Task description: Please find all lines in the data that hold the string "highlight" and copy them.

Some records
--- START ---

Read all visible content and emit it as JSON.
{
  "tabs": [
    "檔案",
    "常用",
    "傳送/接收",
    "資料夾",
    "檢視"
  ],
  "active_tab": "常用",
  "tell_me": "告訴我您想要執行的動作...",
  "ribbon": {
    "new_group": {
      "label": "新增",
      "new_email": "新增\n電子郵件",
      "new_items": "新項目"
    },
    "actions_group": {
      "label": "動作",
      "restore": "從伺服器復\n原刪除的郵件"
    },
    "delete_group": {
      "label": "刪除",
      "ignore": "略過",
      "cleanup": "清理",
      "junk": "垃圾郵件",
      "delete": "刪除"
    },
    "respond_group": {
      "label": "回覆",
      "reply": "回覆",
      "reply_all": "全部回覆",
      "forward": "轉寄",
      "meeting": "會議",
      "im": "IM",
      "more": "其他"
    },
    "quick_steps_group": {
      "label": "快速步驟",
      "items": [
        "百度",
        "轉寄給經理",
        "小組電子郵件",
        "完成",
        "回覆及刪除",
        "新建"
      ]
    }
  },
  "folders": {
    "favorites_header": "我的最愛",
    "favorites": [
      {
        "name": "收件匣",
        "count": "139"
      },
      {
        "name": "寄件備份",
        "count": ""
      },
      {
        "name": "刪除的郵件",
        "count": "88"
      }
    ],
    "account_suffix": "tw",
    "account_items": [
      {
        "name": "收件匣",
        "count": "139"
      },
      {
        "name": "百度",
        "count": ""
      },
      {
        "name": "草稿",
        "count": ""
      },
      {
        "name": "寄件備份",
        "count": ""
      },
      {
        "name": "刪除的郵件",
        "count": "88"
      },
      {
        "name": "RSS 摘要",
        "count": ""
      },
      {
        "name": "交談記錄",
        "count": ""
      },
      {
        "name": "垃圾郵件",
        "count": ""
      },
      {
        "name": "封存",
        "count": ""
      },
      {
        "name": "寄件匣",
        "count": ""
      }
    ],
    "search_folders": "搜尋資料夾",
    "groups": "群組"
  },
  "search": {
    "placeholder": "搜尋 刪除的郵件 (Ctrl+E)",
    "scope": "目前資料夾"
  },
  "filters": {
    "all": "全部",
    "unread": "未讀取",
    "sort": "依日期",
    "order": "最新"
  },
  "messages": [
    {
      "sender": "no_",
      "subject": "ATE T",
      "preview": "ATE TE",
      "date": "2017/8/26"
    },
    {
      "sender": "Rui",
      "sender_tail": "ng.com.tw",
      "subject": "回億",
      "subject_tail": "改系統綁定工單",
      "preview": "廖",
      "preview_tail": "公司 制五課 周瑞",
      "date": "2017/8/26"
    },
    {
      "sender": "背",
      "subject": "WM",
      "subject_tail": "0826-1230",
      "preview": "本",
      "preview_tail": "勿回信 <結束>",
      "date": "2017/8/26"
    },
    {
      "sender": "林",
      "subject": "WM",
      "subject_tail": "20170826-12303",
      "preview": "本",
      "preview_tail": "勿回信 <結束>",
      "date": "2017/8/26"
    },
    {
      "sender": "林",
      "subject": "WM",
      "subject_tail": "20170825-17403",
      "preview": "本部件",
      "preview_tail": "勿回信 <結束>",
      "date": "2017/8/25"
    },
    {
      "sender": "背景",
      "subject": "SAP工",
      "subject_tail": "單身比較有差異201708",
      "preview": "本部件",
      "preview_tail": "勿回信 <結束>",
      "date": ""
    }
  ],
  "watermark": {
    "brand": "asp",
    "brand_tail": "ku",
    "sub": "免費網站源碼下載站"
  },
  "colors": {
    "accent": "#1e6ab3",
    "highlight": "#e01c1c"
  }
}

--- END ---
--- START ---

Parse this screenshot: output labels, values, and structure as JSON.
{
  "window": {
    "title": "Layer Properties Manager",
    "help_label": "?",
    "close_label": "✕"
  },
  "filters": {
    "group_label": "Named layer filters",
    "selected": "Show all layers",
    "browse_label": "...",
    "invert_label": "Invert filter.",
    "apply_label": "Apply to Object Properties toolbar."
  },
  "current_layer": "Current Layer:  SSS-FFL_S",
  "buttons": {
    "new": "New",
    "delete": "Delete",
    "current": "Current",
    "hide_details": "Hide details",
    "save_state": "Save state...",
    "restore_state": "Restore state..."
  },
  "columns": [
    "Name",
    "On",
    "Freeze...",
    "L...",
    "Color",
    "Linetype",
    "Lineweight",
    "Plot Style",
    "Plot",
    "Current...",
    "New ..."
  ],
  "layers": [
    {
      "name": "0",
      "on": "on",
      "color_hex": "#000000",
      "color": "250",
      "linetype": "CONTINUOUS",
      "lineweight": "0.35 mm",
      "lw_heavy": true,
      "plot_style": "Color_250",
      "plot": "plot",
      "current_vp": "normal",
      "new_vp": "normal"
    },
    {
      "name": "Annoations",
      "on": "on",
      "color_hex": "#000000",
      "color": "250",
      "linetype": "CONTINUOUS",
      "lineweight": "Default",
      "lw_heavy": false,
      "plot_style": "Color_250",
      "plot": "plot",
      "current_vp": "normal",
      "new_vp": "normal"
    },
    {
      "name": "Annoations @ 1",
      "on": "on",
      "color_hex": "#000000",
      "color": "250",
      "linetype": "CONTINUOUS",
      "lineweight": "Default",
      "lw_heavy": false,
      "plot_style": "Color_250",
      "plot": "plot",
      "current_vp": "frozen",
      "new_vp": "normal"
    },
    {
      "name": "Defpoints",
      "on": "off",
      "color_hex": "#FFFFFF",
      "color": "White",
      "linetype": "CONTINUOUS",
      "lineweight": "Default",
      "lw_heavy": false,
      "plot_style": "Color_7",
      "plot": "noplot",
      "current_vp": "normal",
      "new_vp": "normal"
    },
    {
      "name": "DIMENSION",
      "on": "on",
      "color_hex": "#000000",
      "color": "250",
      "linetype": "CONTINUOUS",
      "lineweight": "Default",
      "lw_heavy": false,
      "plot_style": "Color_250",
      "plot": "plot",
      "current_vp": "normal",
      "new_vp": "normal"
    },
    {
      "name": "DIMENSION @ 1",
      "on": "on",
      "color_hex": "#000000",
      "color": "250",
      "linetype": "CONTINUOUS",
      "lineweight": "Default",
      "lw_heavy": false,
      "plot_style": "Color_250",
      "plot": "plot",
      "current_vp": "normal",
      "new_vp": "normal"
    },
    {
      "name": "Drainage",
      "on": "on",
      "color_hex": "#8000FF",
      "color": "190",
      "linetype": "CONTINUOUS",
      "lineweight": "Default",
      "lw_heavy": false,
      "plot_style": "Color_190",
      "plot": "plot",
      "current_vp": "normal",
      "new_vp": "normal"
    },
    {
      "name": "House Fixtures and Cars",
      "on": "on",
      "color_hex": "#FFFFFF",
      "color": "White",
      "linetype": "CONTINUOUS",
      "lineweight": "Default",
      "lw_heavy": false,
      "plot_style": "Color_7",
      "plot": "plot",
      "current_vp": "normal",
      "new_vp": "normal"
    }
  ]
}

--- END ---
--- START ---

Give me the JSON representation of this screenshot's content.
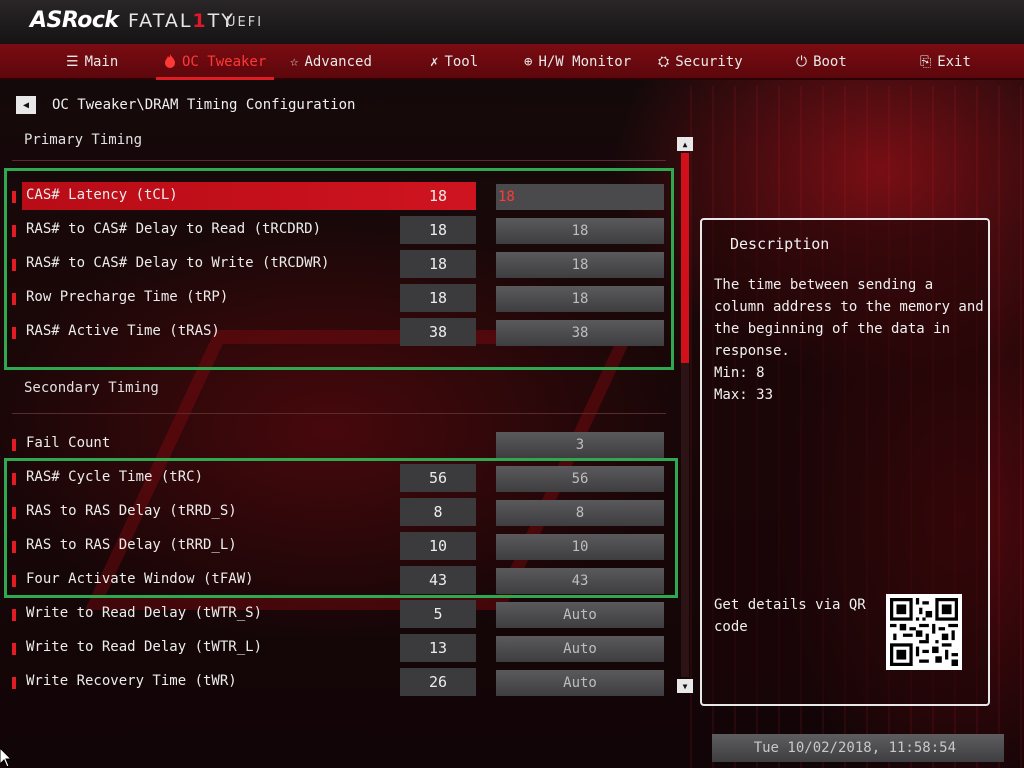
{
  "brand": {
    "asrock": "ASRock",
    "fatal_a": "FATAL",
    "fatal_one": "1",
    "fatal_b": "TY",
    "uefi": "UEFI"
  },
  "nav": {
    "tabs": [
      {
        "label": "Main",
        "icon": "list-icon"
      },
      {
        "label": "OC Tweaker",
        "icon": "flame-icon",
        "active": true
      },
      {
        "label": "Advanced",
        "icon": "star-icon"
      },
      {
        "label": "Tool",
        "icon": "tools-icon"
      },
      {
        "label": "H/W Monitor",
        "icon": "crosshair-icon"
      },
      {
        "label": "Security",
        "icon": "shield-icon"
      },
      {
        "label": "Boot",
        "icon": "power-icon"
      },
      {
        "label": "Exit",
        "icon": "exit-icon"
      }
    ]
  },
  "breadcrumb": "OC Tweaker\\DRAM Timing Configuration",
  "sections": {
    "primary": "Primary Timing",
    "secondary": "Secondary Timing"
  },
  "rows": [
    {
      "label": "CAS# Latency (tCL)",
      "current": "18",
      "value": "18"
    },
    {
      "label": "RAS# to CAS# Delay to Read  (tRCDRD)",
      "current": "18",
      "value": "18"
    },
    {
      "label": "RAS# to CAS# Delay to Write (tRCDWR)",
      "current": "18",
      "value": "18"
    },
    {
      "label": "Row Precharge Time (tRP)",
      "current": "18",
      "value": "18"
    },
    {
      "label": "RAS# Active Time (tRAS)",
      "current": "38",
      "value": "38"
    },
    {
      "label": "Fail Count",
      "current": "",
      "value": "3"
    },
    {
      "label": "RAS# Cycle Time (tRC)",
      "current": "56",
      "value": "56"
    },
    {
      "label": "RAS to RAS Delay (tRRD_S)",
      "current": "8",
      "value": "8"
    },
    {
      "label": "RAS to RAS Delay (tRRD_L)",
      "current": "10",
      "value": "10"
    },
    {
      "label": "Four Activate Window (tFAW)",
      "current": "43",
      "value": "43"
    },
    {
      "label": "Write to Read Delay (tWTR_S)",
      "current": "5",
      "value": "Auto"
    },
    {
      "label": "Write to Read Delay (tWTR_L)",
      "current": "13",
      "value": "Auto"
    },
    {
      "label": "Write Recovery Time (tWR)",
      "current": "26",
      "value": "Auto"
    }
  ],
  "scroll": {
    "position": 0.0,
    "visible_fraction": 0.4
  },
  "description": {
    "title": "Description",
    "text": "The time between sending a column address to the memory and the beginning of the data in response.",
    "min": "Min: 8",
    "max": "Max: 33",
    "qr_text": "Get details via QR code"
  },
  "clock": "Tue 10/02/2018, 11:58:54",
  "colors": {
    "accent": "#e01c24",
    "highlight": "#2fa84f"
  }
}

--- END ---

Result of the exercise:
    "highlight": "#e01c1c"
    "highlight": "#2fa84f"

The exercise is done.